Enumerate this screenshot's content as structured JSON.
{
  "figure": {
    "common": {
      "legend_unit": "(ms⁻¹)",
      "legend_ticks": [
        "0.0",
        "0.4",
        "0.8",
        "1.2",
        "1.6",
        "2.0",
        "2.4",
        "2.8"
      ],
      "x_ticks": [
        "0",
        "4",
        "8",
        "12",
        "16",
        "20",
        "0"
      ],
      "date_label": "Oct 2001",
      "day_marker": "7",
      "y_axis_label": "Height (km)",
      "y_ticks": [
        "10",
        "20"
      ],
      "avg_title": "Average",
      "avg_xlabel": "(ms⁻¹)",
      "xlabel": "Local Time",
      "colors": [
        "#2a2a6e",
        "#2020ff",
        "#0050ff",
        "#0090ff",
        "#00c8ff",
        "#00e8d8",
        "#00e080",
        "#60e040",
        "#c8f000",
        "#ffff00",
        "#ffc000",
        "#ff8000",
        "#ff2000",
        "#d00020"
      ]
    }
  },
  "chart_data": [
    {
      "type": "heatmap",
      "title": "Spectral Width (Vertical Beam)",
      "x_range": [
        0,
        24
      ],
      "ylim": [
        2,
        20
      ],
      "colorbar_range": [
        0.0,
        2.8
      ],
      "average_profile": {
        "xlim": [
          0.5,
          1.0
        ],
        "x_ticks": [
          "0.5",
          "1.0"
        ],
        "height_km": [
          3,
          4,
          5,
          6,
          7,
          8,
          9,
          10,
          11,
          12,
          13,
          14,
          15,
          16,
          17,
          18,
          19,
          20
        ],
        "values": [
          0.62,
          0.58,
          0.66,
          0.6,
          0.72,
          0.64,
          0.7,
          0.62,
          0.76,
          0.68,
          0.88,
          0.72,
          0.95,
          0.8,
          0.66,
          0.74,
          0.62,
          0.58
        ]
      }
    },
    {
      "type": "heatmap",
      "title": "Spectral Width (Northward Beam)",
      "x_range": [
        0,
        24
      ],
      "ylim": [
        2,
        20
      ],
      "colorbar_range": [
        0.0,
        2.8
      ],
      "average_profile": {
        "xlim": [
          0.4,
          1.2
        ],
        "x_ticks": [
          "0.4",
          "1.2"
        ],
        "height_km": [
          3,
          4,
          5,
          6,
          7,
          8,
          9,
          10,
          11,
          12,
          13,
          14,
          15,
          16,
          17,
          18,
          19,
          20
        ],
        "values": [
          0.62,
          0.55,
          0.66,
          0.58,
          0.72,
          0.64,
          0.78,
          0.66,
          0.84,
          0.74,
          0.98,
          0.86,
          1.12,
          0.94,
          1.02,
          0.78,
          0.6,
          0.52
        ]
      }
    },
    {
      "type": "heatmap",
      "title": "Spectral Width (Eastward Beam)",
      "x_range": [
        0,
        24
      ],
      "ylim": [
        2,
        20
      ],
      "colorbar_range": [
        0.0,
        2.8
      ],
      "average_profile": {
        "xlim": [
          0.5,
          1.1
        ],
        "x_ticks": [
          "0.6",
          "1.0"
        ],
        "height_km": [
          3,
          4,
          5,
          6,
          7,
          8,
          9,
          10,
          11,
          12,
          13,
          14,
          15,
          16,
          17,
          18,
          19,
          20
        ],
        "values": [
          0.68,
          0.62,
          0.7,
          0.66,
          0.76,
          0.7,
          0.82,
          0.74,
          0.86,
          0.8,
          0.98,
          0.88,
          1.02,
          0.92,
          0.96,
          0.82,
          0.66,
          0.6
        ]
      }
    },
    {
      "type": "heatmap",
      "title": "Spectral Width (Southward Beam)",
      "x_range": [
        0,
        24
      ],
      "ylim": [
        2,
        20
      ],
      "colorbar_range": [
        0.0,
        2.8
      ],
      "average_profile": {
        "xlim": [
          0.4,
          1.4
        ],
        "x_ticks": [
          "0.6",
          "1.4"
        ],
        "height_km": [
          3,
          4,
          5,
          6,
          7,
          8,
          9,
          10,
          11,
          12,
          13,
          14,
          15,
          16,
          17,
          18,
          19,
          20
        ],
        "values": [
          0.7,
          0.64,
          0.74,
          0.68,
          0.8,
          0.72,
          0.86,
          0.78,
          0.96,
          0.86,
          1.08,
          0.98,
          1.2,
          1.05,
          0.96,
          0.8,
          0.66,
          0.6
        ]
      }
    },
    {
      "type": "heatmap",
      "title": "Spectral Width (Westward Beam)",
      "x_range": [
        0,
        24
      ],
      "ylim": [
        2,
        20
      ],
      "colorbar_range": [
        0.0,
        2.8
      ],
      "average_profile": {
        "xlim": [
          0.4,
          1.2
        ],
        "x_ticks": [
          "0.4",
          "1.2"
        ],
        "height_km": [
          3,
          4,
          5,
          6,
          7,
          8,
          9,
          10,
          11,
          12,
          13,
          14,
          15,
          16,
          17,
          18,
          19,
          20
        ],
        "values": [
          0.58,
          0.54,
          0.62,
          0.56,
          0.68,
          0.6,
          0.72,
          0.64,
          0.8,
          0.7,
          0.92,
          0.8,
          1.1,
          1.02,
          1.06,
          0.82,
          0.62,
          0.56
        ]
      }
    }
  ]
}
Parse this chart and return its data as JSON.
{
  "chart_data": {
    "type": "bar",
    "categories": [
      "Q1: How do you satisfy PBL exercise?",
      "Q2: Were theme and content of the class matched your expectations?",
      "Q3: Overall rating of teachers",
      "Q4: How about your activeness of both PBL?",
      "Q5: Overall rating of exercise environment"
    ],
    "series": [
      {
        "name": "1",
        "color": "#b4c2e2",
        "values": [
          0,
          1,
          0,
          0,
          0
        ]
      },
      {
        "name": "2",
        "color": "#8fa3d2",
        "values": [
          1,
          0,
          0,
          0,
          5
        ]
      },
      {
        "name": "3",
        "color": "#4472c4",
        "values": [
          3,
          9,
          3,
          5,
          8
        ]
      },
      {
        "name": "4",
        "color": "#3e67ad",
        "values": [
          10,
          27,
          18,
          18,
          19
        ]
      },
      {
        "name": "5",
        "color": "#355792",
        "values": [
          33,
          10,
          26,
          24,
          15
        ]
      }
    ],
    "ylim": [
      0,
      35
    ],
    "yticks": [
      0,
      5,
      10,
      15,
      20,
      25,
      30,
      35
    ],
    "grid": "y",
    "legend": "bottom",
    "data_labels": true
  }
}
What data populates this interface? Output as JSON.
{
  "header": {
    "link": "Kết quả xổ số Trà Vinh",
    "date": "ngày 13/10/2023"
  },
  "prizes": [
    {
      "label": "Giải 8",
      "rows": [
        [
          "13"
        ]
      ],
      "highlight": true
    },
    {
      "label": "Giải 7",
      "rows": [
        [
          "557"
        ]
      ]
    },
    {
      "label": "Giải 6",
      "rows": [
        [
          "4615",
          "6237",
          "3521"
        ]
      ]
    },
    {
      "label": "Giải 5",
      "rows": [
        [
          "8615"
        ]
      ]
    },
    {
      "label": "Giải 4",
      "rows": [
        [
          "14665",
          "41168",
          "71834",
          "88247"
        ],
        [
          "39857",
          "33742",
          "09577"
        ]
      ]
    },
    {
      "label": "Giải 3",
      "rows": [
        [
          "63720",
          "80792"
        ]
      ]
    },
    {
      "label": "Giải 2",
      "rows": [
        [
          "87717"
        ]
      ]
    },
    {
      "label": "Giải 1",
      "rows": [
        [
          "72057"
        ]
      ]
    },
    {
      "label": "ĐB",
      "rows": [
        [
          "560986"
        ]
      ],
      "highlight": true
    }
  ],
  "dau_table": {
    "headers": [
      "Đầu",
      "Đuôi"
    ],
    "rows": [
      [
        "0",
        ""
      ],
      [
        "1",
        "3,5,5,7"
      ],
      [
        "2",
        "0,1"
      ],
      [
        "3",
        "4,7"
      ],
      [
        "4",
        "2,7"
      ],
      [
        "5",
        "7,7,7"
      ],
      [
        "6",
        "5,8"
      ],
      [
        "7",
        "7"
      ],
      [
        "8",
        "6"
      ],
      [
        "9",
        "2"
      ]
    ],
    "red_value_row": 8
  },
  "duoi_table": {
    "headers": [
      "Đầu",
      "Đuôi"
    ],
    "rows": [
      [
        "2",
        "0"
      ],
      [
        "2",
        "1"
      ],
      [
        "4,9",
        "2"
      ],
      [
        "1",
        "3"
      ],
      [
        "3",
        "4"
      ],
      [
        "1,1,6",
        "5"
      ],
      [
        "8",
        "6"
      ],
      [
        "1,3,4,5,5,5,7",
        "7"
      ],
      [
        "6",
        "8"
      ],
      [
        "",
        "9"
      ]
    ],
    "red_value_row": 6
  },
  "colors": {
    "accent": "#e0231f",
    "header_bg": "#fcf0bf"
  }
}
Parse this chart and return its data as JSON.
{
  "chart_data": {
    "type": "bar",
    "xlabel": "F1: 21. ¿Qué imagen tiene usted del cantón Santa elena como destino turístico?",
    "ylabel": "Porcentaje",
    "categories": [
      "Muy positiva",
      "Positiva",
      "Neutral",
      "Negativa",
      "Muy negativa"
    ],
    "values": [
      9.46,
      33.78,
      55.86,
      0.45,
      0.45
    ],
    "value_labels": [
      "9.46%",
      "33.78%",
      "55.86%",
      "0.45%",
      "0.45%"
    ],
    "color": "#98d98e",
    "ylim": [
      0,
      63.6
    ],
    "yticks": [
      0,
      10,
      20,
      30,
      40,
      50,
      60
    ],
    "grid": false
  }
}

⁂

DESCRIPTION OF THE TASK
Look over the records above and copy each line that includes the string "this".

TASK OUTPUT
Enumerate this screenshot's content as structured JSON.
Parse this chart and return its data as JSON.
What data populates this interface? Output as JSON.
Parse this chart and return its data as JSON.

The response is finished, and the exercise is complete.